What needs to be done: Output each entry that follows exactly. Images stay out.
- - -
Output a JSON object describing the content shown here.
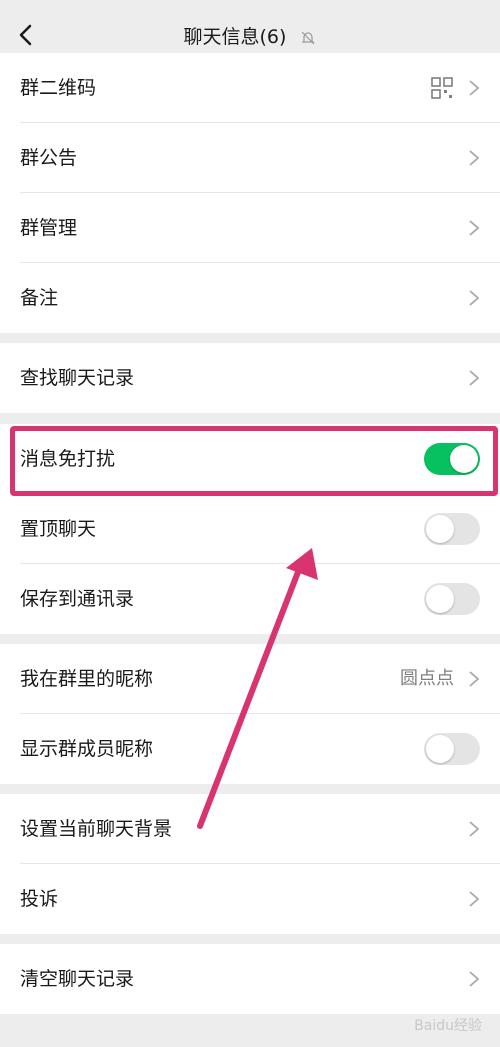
{
  "header": {
    "title": "聊天信息(6)",
    "back_icon": "chevron-left-icon",
    "mute_icon": "bell-off-icon"
  },
  "group1": [
    {
      "label": "群二维码",
      "trailing": "qr-code-icon"
    },
    {
      "label": "群公告"
    },
    {
      "label": "群管理"
    },
    {
      "label": "备注"
    }
  ],
  "group2": [
    {
      "label": "查找聊天记录"
    }
  ],
  "group3": [
    {
      "label": "消息免打扰",
      "toggle": true
    },
    {
      "label": "置顶聊天",
      "toggle": false
    },
    {
      "label": "保存到通讯录",
      "toggle": false
    }
  ],
  "group4": [
    {
      "label": "我在群里的昵称",
      "value": "圆点点"
    },
    {
      "label": "显示群成员昵称",
      "toggle": false
    }
  ],
  "group5": [
    {
      "label": "设置当前聊天背景"
    },
    {
      "label": "投诉"
    }
  ],
  "group6": [
    {
      "label": "清空聊天记录"
    }
  ],
  "watermark": "Baidu经验",
  "colors": {
    "toggle_on": "#07c160",
    "highlight": "#d8346f",
    "background": "#ededed"
  }
}
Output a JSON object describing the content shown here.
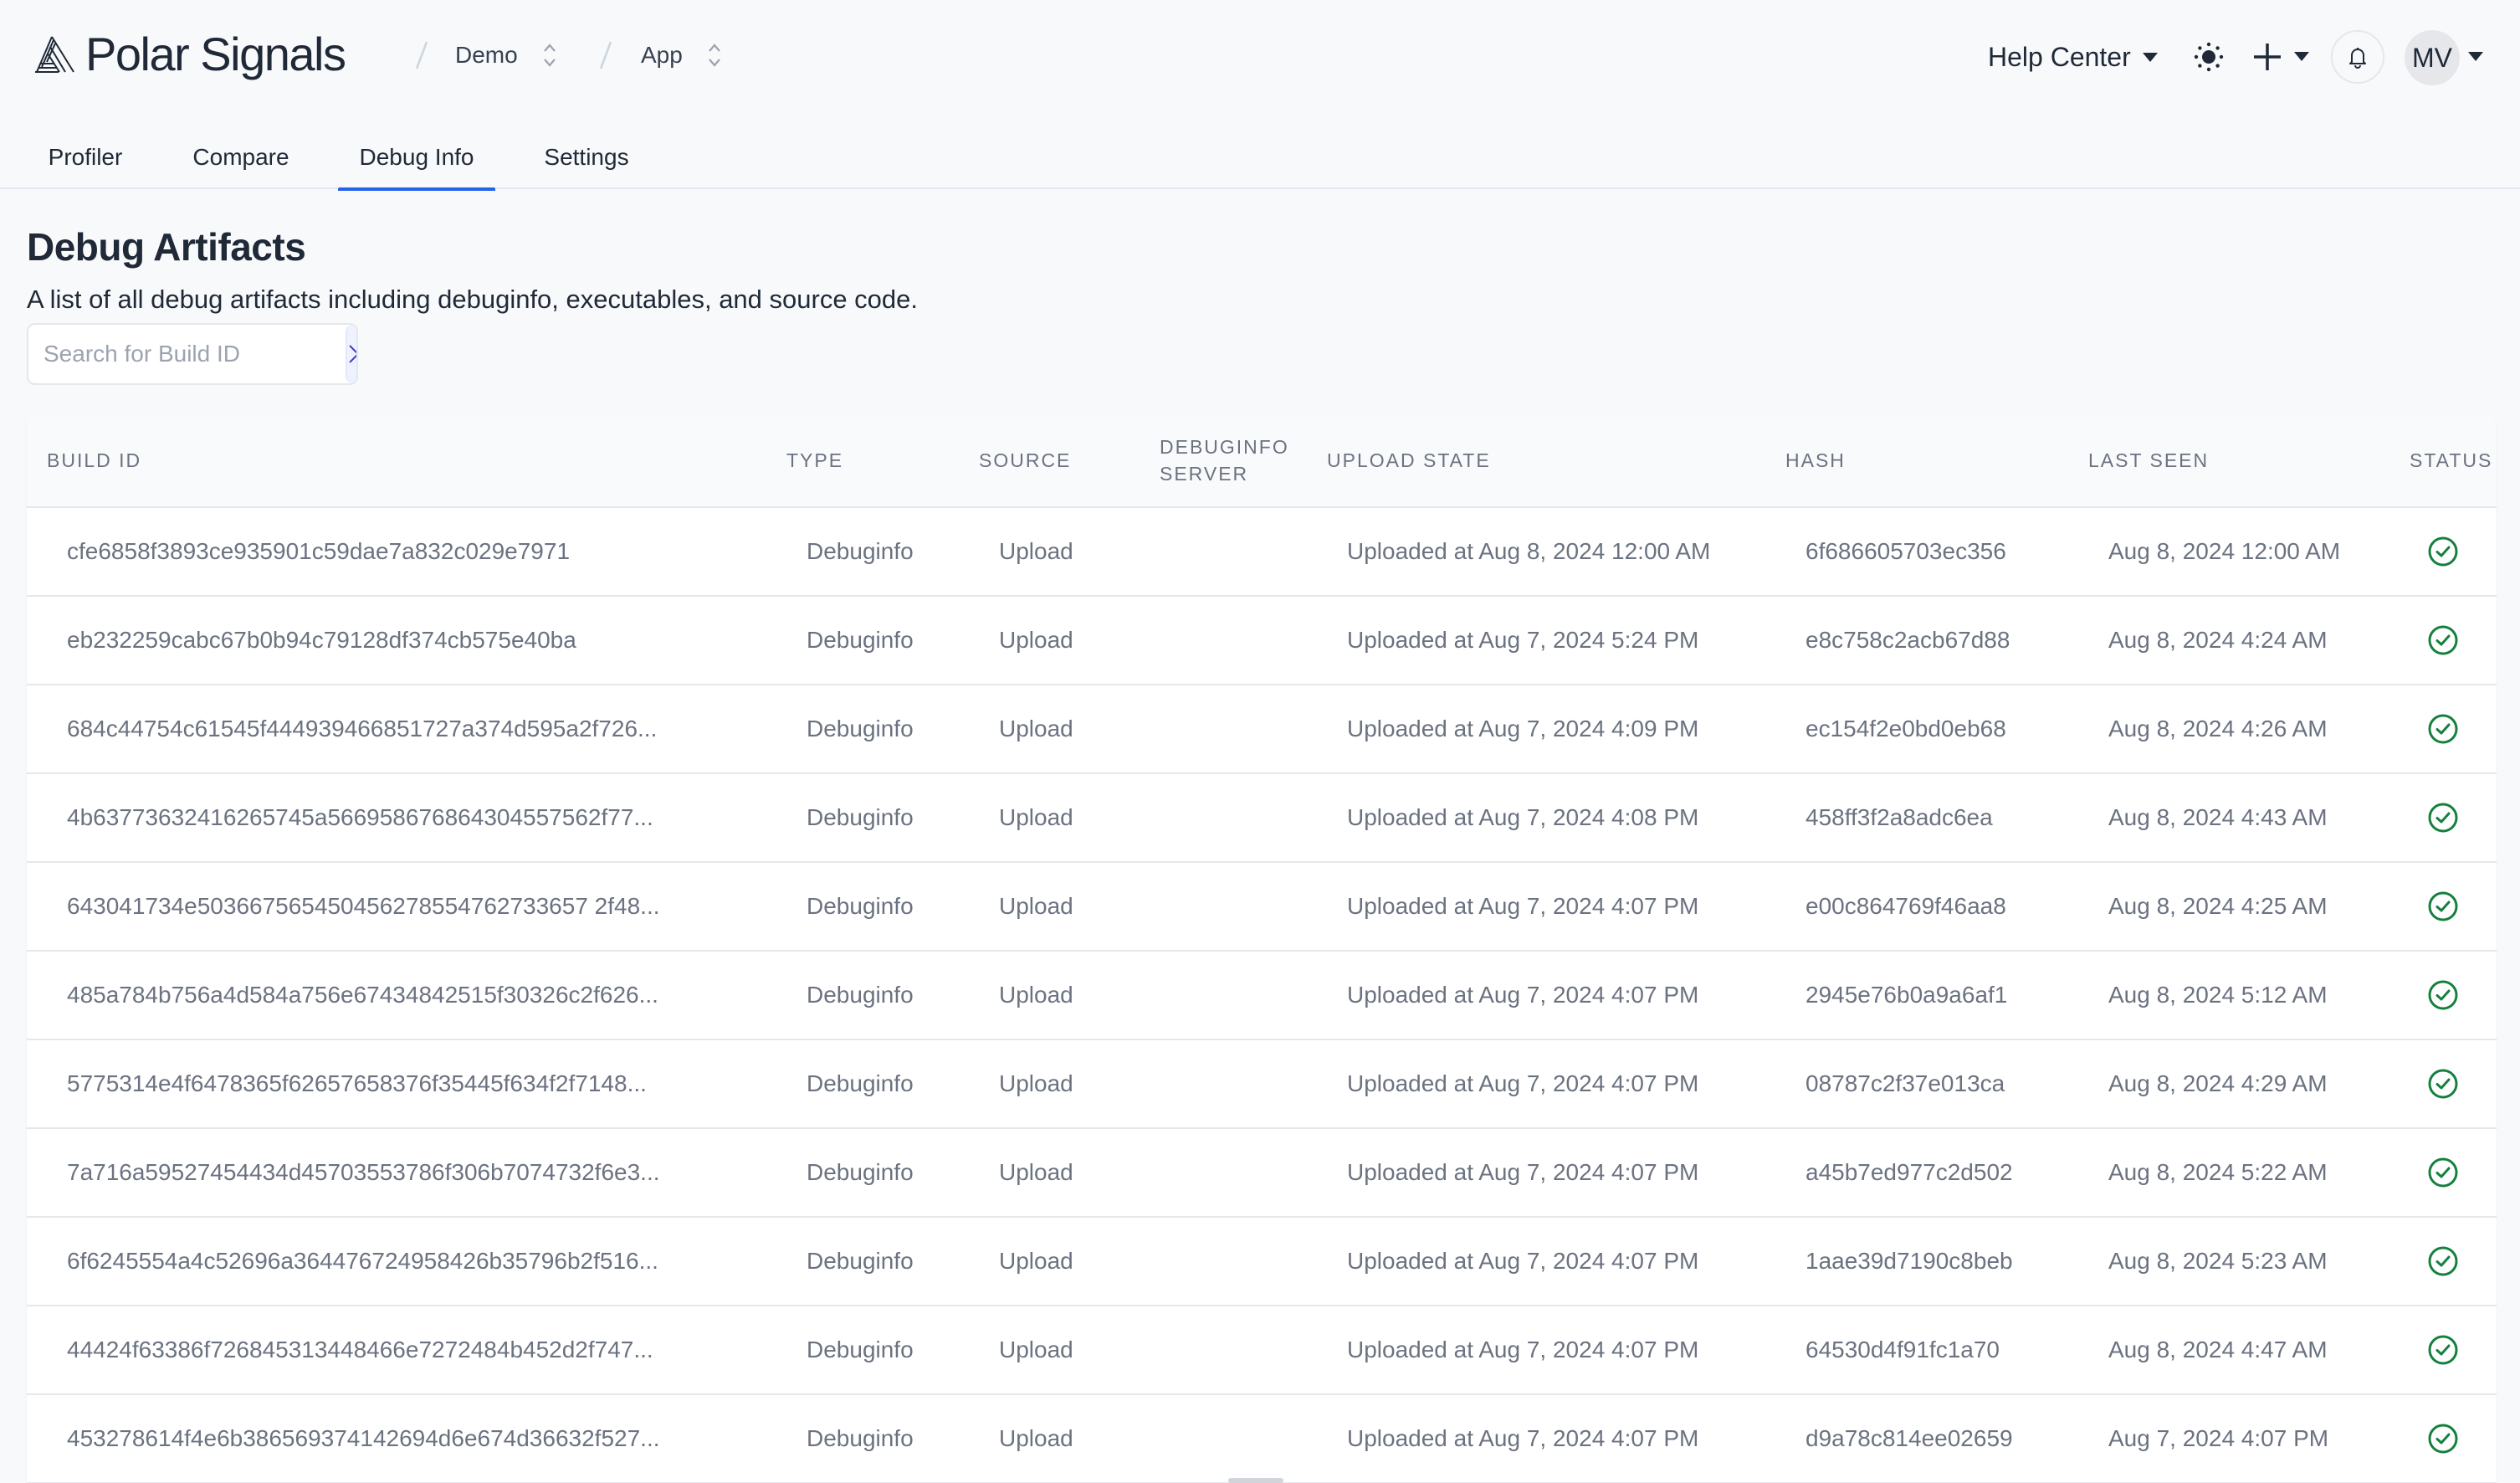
- - -
Written answer:
Output a JSON object describing the content shown here.
{
  "header": {
    "title": "聊天信息(6)",
    "back_icon": "chevron-left-icon",
    "mute_icon": "bell-off-icon"
  },
  "group1": [
    {
      "label": "群二维码",
      "trailing": "qr-code-icon"
    },
    {
      "label": "群公告"
    },
    {
      "label": "群管理"
    },
    {
      "label": "备注"
    }
  ],
  "group2": [
    {
      "label": "查找聊天记录"
    }
  ],
  "group3": [
    {
      "label": "消息免打扰",
      "toggle": true
    },
    {
      "label": "置顶聊天",
      "toggle": false
    },
    {
      "label": "保存到通讯录",
      "toggle": false
    }
  ],
  "group4": [
    {
      "label": "我在群里的昵称",
      "value": "圆点点"
    },
    {
      "label": "显示群成员昵称",
      "toggle": false
    }
  ],
  "group5": [
    {
      "label": "设置当前聊天背景"
    },
    {
      "label": "投诉"
    }
  ],
  "group6": [
    {
      "label": "清空聊天记录"
    }
  ],
  "watermark": "Baidu经验",
  "colors": {
    "toggle_on": "#07c160",
    "highlight": "#d8346f",
    "background": "#ededed"
  }
}
Output a JSON object describing the content shown here.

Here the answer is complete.